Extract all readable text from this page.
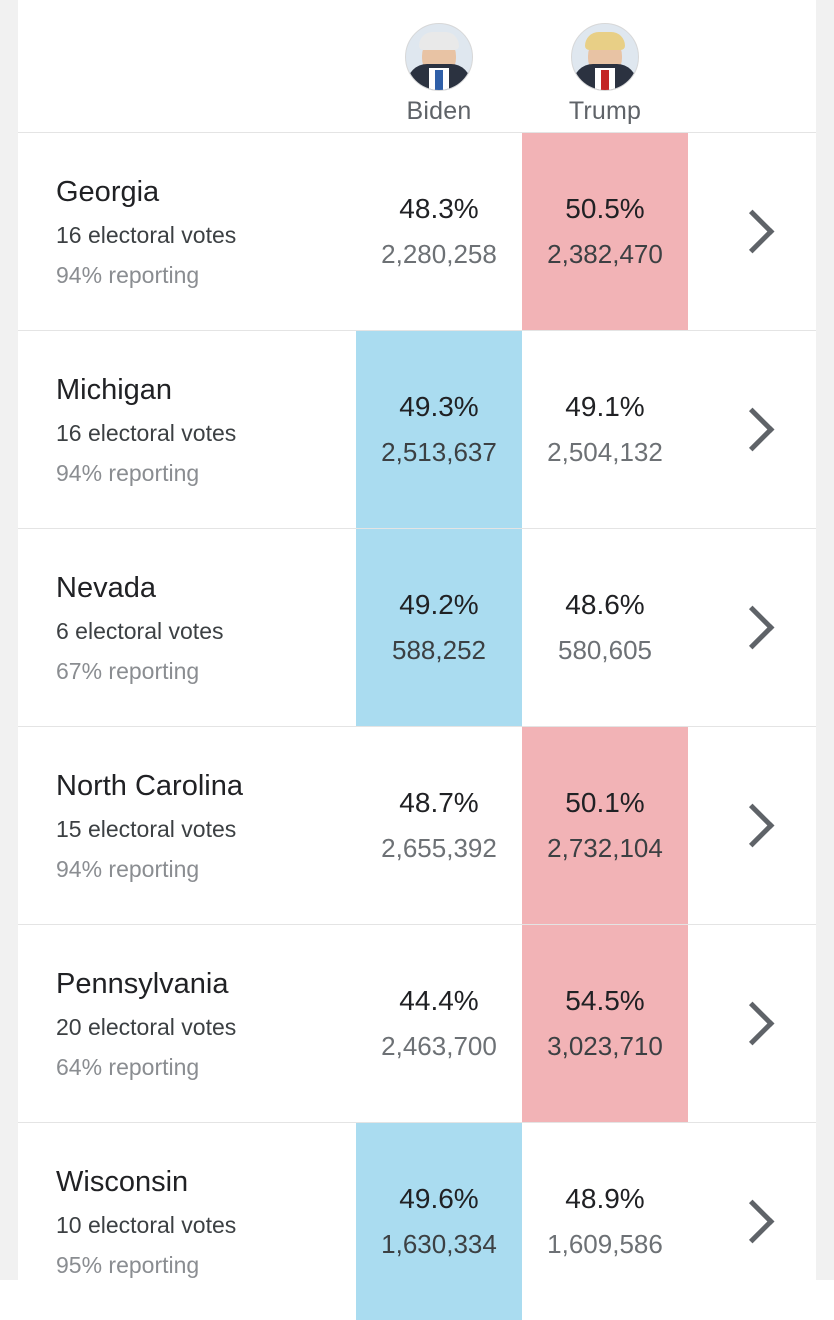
Biden	Trump
Georgia
16 electoral votes
94% reporting
48.3%
2,280,258
50.5%
2,382,470
Michigan
16 electoral votes
94% reporting
49.3%
2,513,637
49.1%
2,504,132
Nevada
6 electoral votes
67% reporting
49.2%
588,252
48.6%
580,605
North Carolina
15 electoral votes
94% reporting
48.7%
2,655,392
50.1%
2,732,104
Pennsylvania
20 electoral votes
64% reporting
44.4%
2,463,700
54.5%
3,023,710
Wisconsin
10 electoral votes
95% reporting
49.6%
1,630,334
48.9%
1,609,586
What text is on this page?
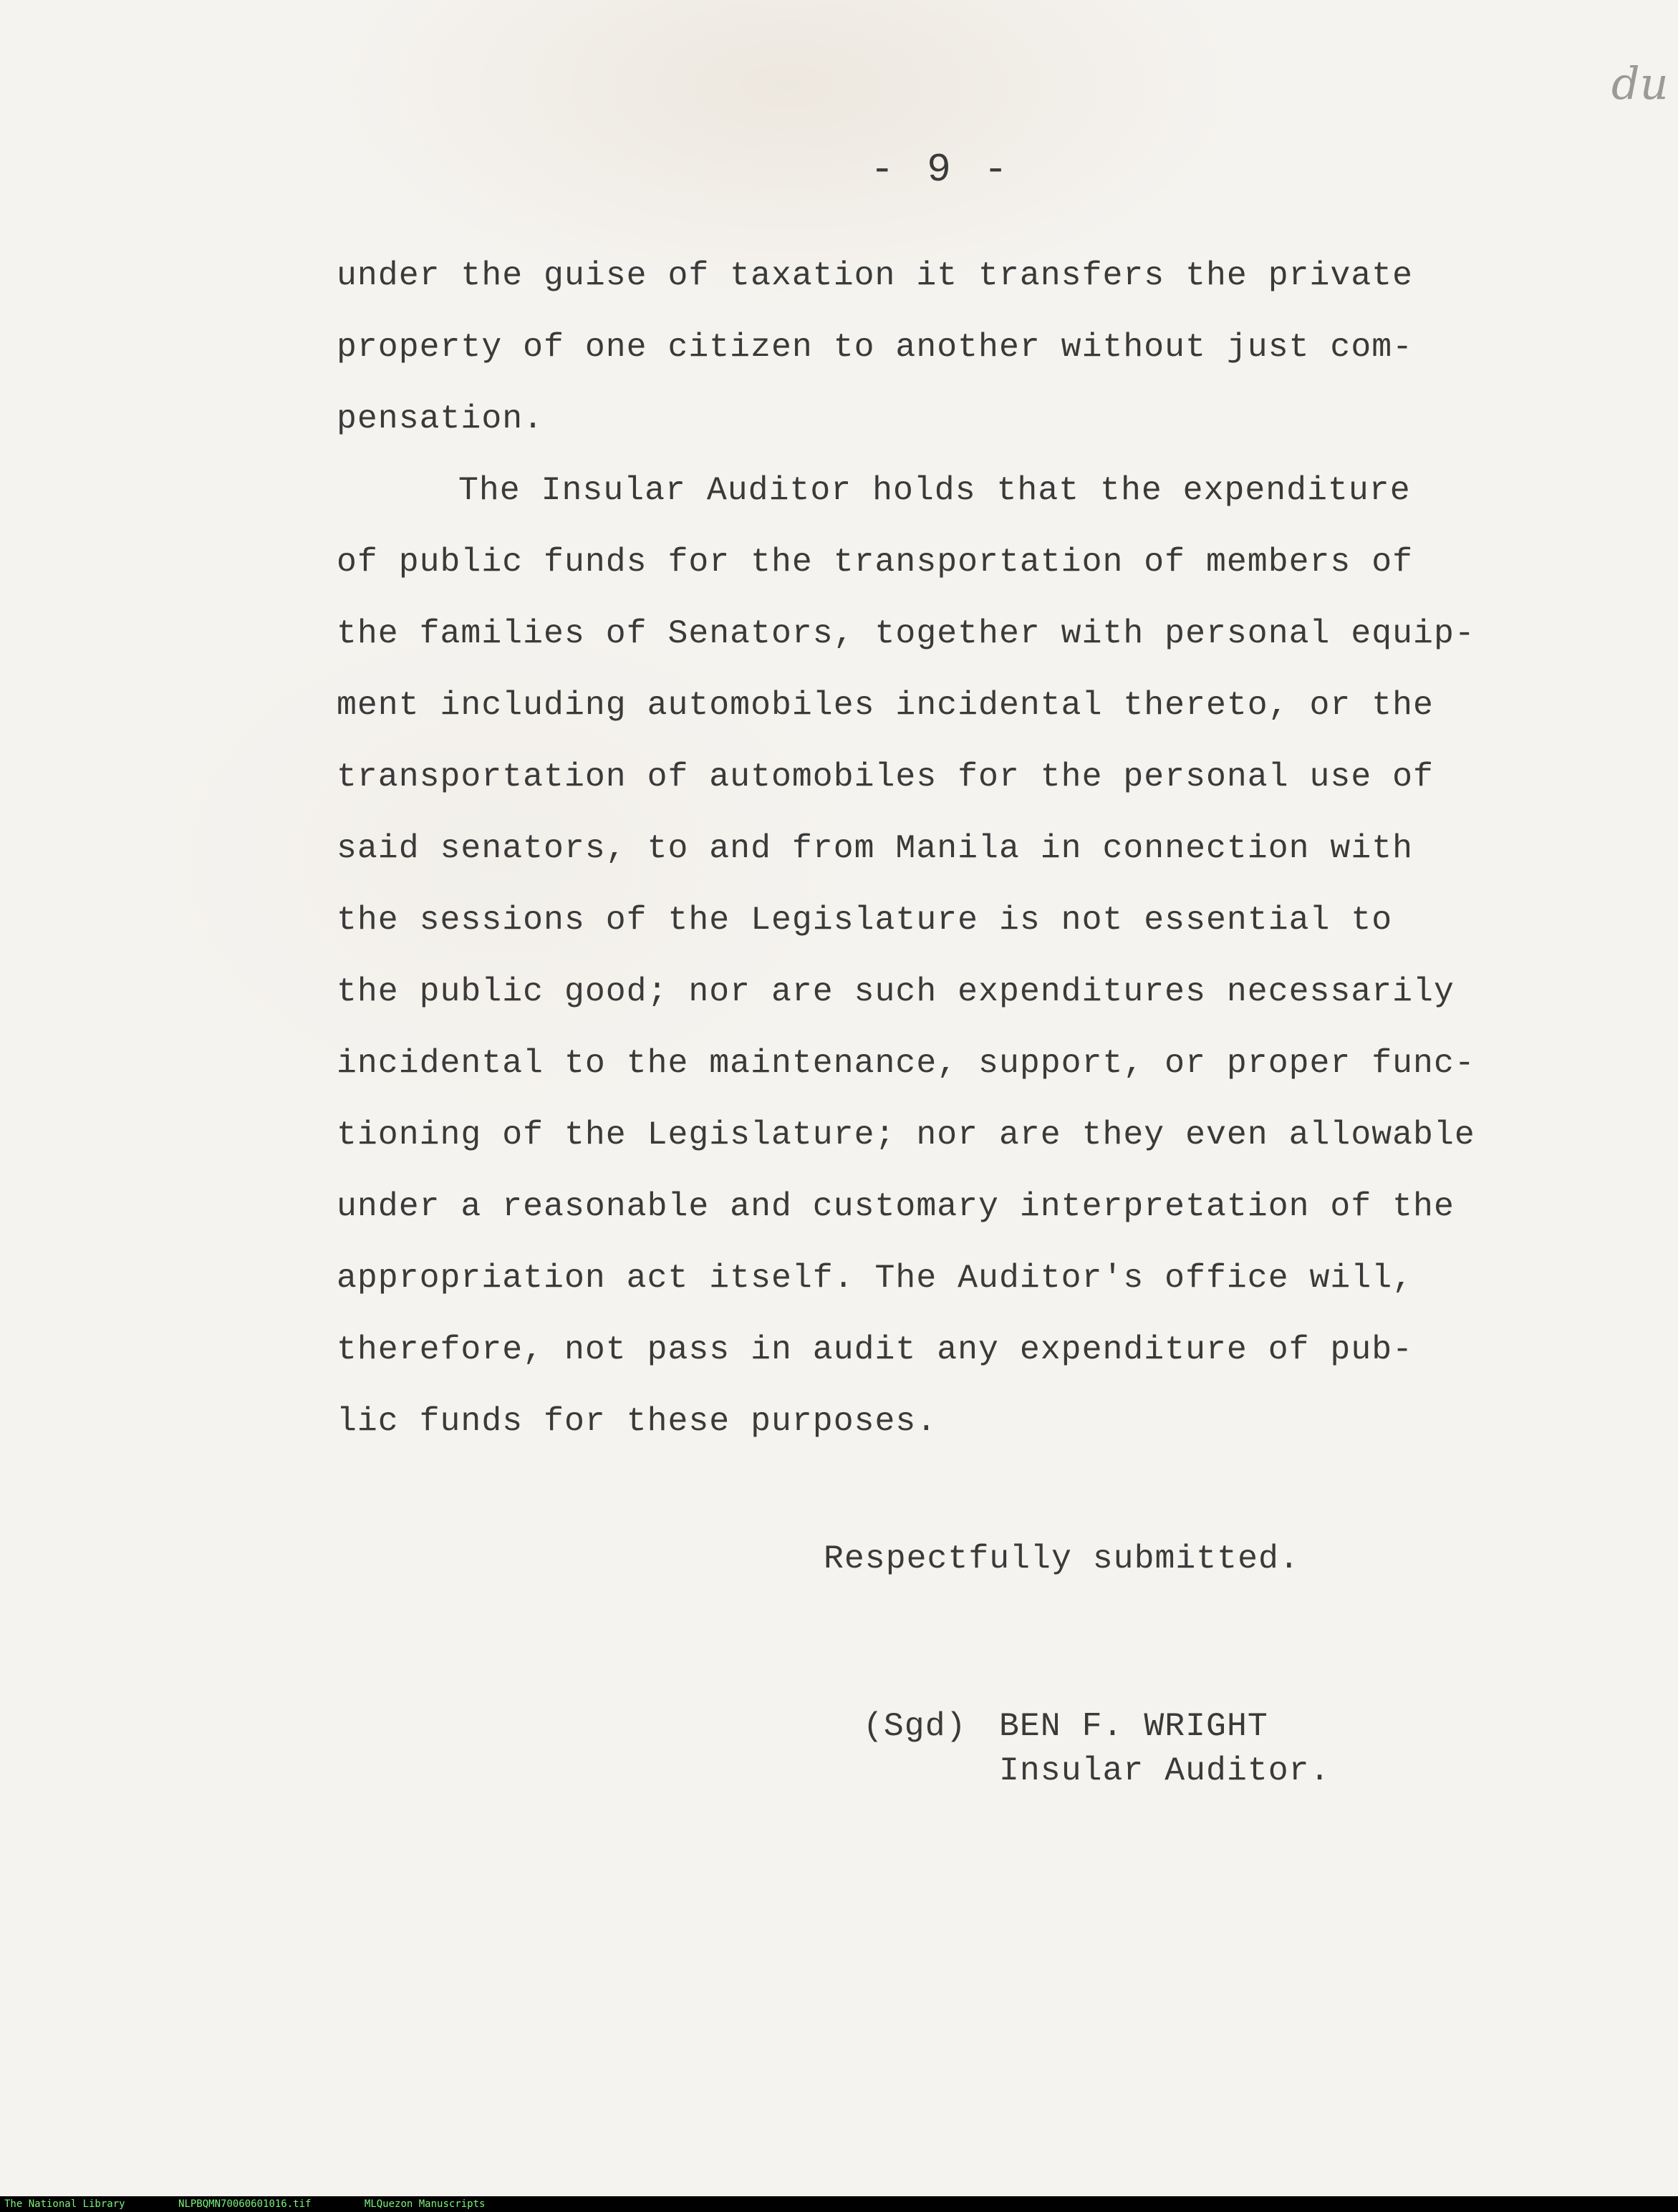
du
- 9 -
under the guise of taxation it transfers the private
property of one citizen to another without just com-
pensation.
The Insular Auditor holds that the expenditure
of public funds for the transportation of members of
the families of Senators, together with personal equip-
ment including automobiles incidental thereto, or the
transportation of automobiles for the personal use of
said senators, to and from Manila in connection with
the sessions of the Legislature is not essential to
the public good; nor are such expenditures necessarily
incidental to the maintenance, support, or proper func-
tioning of the Legislature; nor are they even allowable
under a reasonable and customary interpretation of the
appropriation act itself. The Auditor's office will,
therefore, not pass in audit any expenditure of pub-
lic funds for these purposes.
Respectfully submitted.
(Sgd) BEN F. WRIGHT
Insular Auditor.
The National Library	NLPBQMN70060601016.tif	MLQuezon Manuscripts
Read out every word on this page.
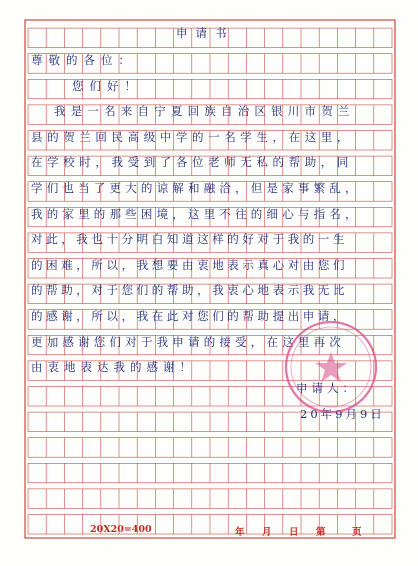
申请书
尊敬的各位：
您们好！
我是一名来自宁夏回族自治区银川市贺兰
县的贺兰回民高级中学的一名学生，在这里，
在学校时，我受到了各位老师无私的帮助，同
学们也当了更大的谅解和融洽，但是家事繁乱，
我的家里的那些困境，这里不往的细心与指名，
对此，我也十分明白知道这样的好对于我的一生
的困难，所以，我想要由衷地表示真心对由您们
的帮助，对于您们的帮助，我衷心地表示我无比
的感谢，所以，我在此对您们的帮助提出申请，
更加感谢您们对于我申请的接受，在这里再次
由衷地表达我的感谢！
申请人：
20年9月9日
20X20=400	年 月 日 第	页
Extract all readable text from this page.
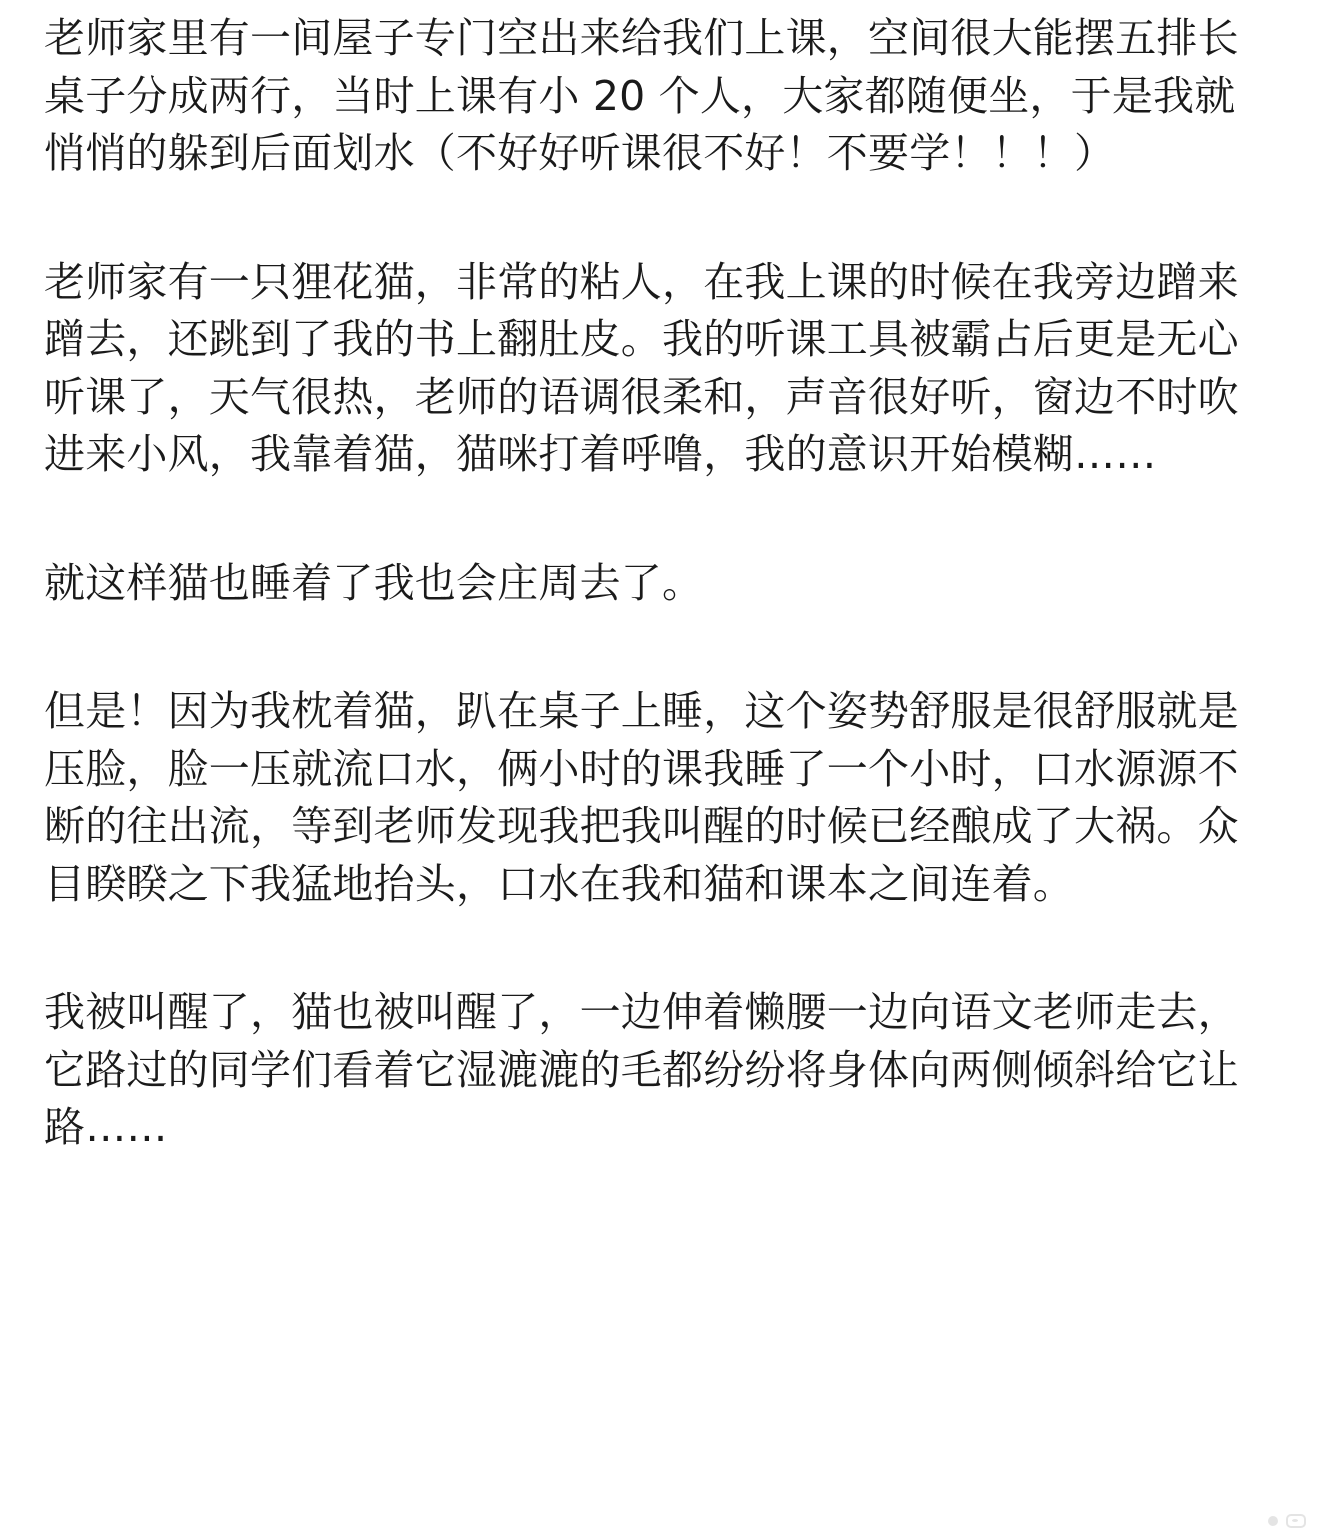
老师家里有一间屋子专门空出来给我们上课，空间很大能摆五排长桌子分成两行，当时上课有小 20 个人，大家都随便坐，于是我就悄悄的躲到后面划水（不好好听课很不好！不要学！！！）

老师家有一只狸花猫，非常的粘人，在我上课的时候在我旁边蹭来蹭去，还跳到了我的书上翻肚皮。我的听课工具被霸占后更是无心听课了，天气很热，老师的语调很柔和，声音很好听，窗边不时吹进来小风，我靠着猫，猫咪打着呼噜，我的意识开始模糊……

就这样猫也睡着了我也会庄周去了。

但是！因为我枕着猫，趴在桌子上睡，这个姿势舒服是很舒服就是压脸，脸一压就流口水，俩小时的课我睡了一个小时，口水源源不断的往出流，等到老师发现我把我叫醒的时候已经酿成了大祸。众目睽睽之下我猛地抬头，口水在我和猫和课本之间连着。

我被叫醒了，猫也被叫醒了，一边伸着懒腰一边向语文老师走去，它路过的同学们看着它湿漉漉的毛都纷纷将身体向两侧倾斜给它让路……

◇ ◇ ◇ ◇ ◇ ◇ ◇

* **Task brief**: Transcribe each entry above exactly, apart from the pictures.

* **Reply**:
Extract all readable text from this page.
Biden	Trump
Georgia
16 electoral votes
94% reporting
48.3%
2,280,258
50.5%
2,382,470
Michigan
16 electoral votes
94% reporting
49.3%
2,513,637
49.1%
2,504,132
Nevada
6 electoral votes
67% reporting
49.2%
588,252
48.6%
580,605
North Carolina
15 electoral votes
94% reporting
48.7%
2,655,392
50.1%
2,732,104
Pennsylvania
20 electoral votes
64% reporting
44.4%
2,463,700
54.5%
3,023,710
Wisconsin
10 electoral votes
95% reporting
49.6%
1,630,334
48.9%
1,609,586
What text is on this page?
du
- 9 -
under the guise of taxation it transfers the private
property of one citizen to another without just com-
pensation.
The Insular Auditor holds that the expenditure
of public funds for the transportation of members of
the families of Senators, together with personal equip-
ment including automobiles incidental thereto, or the
transportation of automobiles for the personal use of
said senators, to and from Manila in connection with
the sessions of the Legislature is not essential to
the public good; nor are such expenditures necessarily
incidental to the maintenance, support, or proper func-
tioning of the Legislature; nor are they even allowable
under a reasonable and customary interpretation of the
appropriation act itself. The Auditor's office will,
therefore, not pass in audit any expenditure of pub-
lic funds for these purposes.
Respectfully submitted.
(Sgd) BEN F. WRIGHT
Insular Auditor.
The National Library	NLPBQMN70060601016.tif	MLQuezon Manuscripts
Read out every word on this page.
申请书
尊敬的各位：
您们好！
我是一名来自宁夏回族自治区银川市贺兰
县的贺兰回民高级中学的一名学生，在这里，
在学校时，我受到了各位老师无私的帮助，同
学们也当了更大的谅解和融洽，但是家事繁乱，
我的家里的那些困境，这里不往的细心与指名，
对此，我也十分明白知道这样的好对于我的一生
的困难，所以，我想要由衷地表示真心对由您们
的帮助，对于您们的帮助，我衷心地表示我无比
的感谢，所以，我在此对您们的帮助提出申请，
更加感谢您们对于我申请的接受，在这里再次
由衷地表达我的感谢！
申请人：
20年9月9日
20X20=400	年 月 日 第	页
Extract all readable text from this page.
老师家里有一间屋子专门空出来给我们上课，空间很大能摆五排长桌子分成两行，当时上课有小 20 个人，大家都随便坐，于是我就悄悄的躲到后面划水（不好好听课很不好！不要学！！！）

老师家有一只狸花猫，非常的粘人，在我上课的时候在我旁边蹭来蹭去，还跳到了我的书上翻肚皮。我的听课工具被霸占后更是无心听课了，天气很热，老师的语调很柔和，声音很好听，窗边不时吹进来小风，我靠着猫，猫咪打着呼噜，我的意识开始模糊……

就这样猫也睡着了我也会庄周去了。

但是！因为我枕着猫，趴在桌子上睡，这个姿势舒服是很舒服就是压脸，脸一压就流口水，俩小时的课我睡了一个小时，口水源源不断的往出流，等到老师发现我把我叫醒的时候已经酿成了大祸。众目睽睽之下我猛地抬头，口水在我和猫和课本之间连着。

我被叫醒了，猫也被叫醒了，一边伸着懒腰一边向语文老师走去，它路过的同学们看着它湿漉漉的毛都纷纷将身体向两侧倾斜给它让路……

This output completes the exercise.